---- Records supplied

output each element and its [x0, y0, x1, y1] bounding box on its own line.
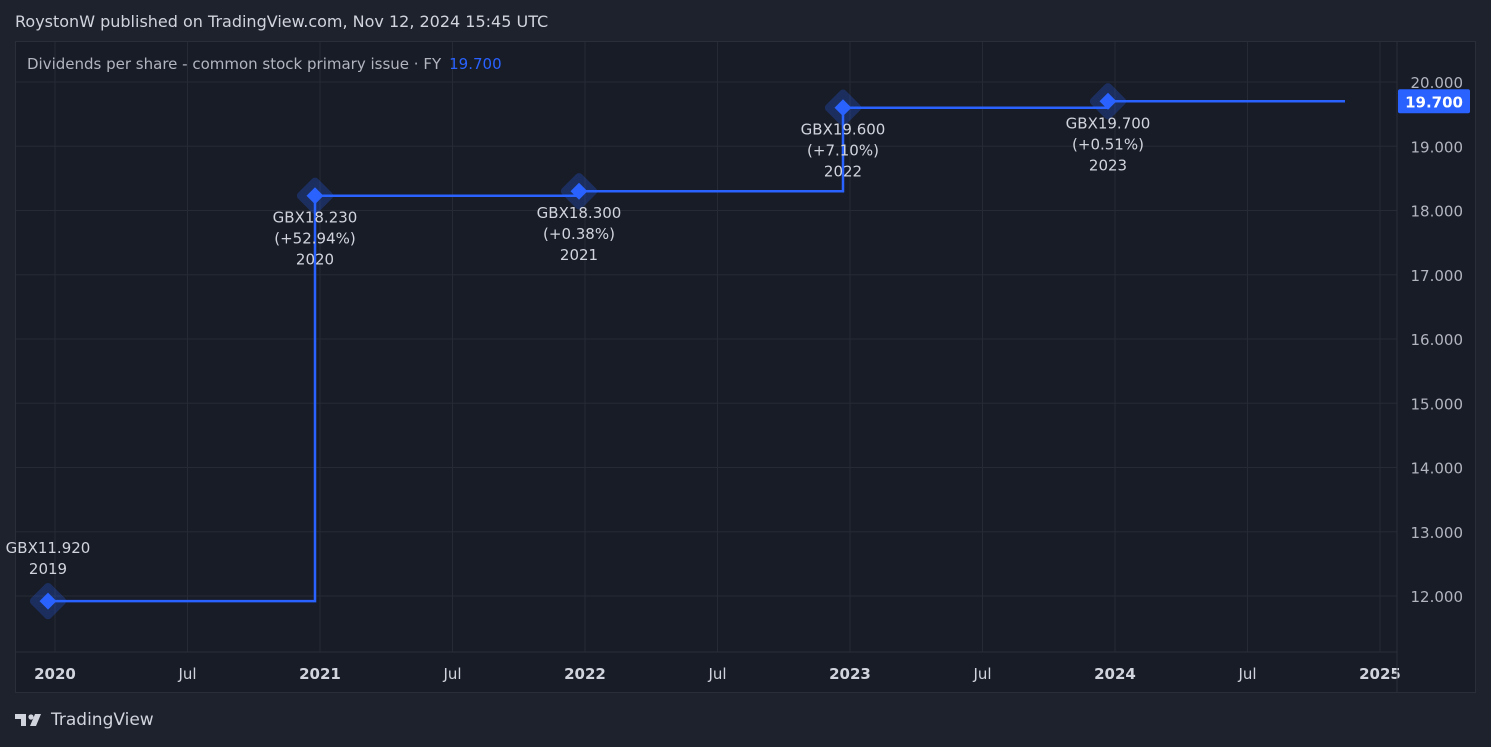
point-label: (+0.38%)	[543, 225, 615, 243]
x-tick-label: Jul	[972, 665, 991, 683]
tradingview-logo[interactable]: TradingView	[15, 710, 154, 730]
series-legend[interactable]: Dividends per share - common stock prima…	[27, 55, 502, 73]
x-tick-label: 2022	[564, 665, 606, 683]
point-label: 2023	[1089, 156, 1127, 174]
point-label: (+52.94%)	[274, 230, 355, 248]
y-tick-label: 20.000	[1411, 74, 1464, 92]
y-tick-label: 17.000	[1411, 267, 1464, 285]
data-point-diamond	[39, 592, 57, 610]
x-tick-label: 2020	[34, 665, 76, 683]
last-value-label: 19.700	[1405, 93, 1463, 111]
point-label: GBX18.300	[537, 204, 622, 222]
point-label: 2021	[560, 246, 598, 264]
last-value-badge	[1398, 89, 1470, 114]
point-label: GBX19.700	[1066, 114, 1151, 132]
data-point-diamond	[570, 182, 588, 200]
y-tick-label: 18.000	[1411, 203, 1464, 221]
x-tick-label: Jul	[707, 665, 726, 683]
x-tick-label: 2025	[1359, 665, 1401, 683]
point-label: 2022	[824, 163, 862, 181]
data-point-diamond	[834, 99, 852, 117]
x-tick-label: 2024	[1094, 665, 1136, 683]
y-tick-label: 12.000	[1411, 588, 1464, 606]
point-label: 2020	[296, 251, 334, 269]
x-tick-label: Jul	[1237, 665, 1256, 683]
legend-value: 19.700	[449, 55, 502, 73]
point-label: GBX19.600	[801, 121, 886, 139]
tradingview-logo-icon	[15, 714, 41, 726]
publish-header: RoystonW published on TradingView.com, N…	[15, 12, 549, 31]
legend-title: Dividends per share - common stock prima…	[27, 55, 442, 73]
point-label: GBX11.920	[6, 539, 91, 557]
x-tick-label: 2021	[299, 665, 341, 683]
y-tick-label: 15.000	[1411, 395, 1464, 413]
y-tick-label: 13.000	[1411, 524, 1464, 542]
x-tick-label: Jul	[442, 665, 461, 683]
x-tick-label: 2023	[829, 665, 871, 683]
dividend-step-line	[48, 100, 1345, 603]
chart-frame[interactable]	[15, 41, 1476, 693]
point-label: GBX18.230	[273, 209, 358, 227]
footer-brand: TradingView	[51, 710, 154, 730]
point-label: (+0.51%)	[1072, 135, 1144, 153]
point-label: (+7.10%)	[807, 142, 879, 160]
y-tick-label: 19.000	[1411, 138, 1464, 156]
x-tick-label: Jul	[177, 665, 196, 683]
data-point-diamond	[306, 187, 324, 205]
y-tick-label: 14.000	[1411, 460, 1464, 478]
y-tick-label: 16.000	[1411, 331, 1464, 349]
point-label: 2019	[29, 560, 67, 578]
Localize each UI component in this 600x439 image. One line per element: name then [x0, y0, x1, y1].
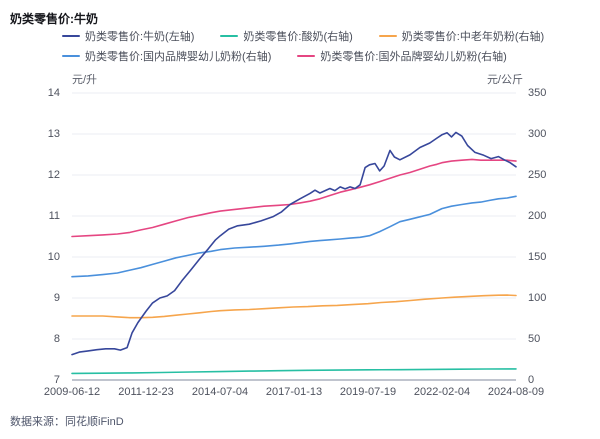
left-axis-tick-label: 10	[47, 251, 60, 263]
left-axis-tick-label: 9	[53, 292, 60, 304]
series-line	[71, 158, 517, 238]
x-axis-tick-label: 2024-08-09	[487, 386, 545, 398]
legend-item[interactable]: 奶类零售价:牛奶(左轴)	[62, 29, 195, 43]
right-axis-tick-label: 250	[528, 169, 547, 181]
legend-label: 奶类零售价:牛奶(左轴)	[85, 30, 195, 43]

--------

Reproduce the data word for word, beginning at the line that contains "251, 60, 263]" and stopping after the last line of the data.

§ Solution below
left-axis-tick-label: 10	[47, 251, 60, 263]
left-axis-tick-label: 9	[53, 292, 60, 304]
series-line	[71, 158, 517, 238]
x-axis-tick-label: 2024-08-09	[487, 386, 545, 398]
legend-item[interactable]: 奶类零售价:牛奶(左轴)	[62, 29, 195, 43]
right-axis-tick-label: 250	[528, 169, 547, 181]
legend-label: 奶类零售价:牛奶(左轴)	[85, 30, 195, 43]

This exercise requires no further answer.